Task statement:
What follows is a set of records; restate each one word for word and drop the pictures.

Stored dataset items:

◆ ◆ ◆ ◆ ◆

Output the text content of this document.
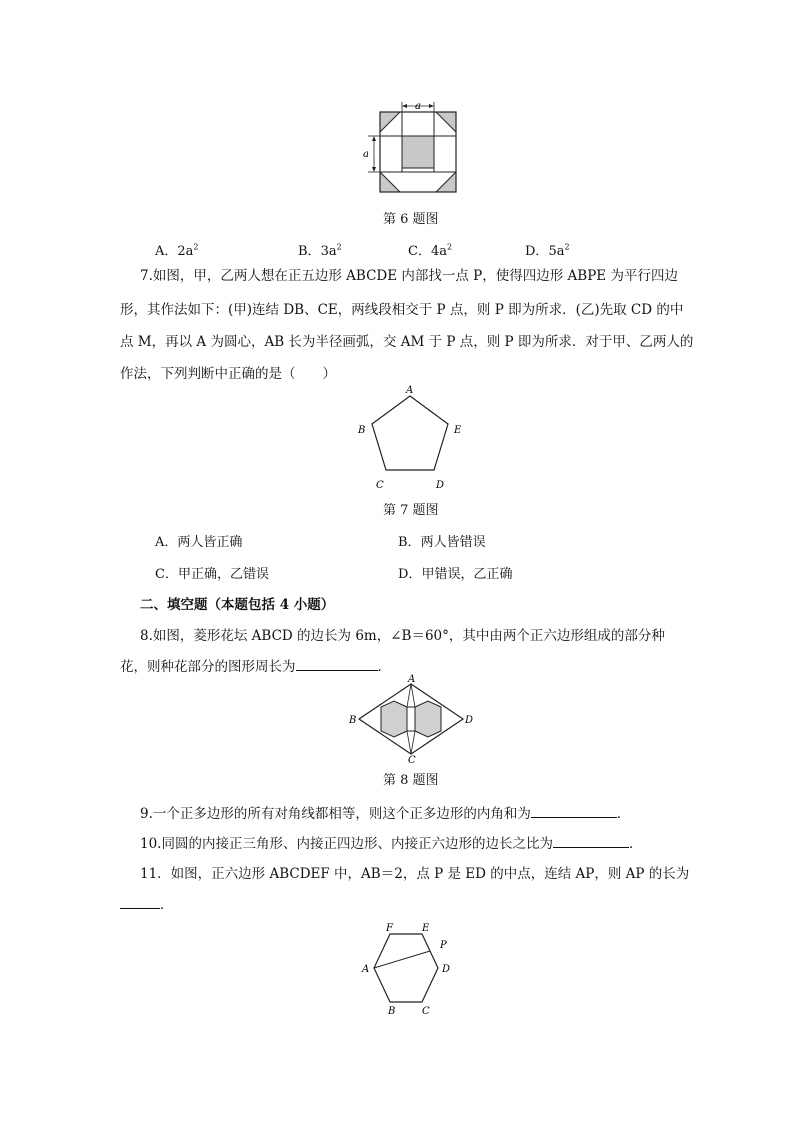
a
a
第 6 题图
A．$2a^2$	B．$3a^2$	C．$4a^2$	D．$5a^2$
7.如图，甲，乙两人想在正五边形 ABCDE 内部找一点 P，使得四边形 ABPE 为平行四边
形，其作法如下：(甲)连结 DB、CE，两线段相交于 P 点，则 P 即为所求．(乙)先取 CD 的中
点 M，再以 A 为圆心，AB 长为半径画弧，交 AM 于 P 点，则 P 即为所求．对于甲、乙两人的
作法，下列判断中正确的是（　　）
A
B	E
C	D
第 7 题图
A．两人皆正确	B．两人皆错误
C．甲正确，乙错误	D．甲错误，乙正确
二、填空题（本题包括 4 小题）
8.如图，菱形花坛 ABCD 的边长为 6m，∠B＝60°，其中由两个正六边形组成的部分种
花，则种花部分的图形周长为	．
A
B	D
C
第 8 题图
9.一个正多边形的所有对角线都相等，则这个正多边形的内角和为	．
10.同圆的内接正三角形、内接正四边形、内接正六边形的边长之比为	．
11．如图，正六边形 ABCDEF 中，AB＝2，点 P 是 ED 的中点，连结 AP，则 AP 的长为
．
F	E
P
A	D
B	C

◆ ◆ ◆ ◆ ◆

Response:
Output the text content of this document.
a
a
第 6 题图
A．$2a^2$	B．$3a^2$	C．$4a^2$	D．$5a^2$
7.如图，甲，乙两人想在正五边形 ABCDE 内部找一点 P，使得四边形 ABPE 为平行四边
形，其作法如下：(甲)连结 DB、CE，两线段相交于 P 点，则 P 即为所求．(乙)先取 CD 的中
点 M，再以 A 为圆心，AB 长为半径画弧，交 AM 于 P 点，则 P 即为所求．对于甲、乙两人的
作法，下列判断中正确的是（　　）
A
B	E
C	D
第 7 题图
A．两人皆正确	B．两人皆错误
C．甲正确，乙错误	D．甲错误，乙正确
二、填空题（本题包括 4 小题）
8.如图，菱形花坛 ABCD 的边长为 6m，∠B＝60°，其中由两个正六边形组成的部分种
花，则种花部分的图形周长为	．
A
B	D
C
第 8 题图
9.一个正多边形的所有对角线都相等，则这个正多边形的内角和为	．
10.同圆的内接正三角形、内接正四边形、内接正六边形的边长之比为	．
11．如图，正六边形 ABCDEF 中，AB＝2，点 P 是 ED 的中点，连结 AP，则 AP 的长为
．
F	E
P
A	D
B	C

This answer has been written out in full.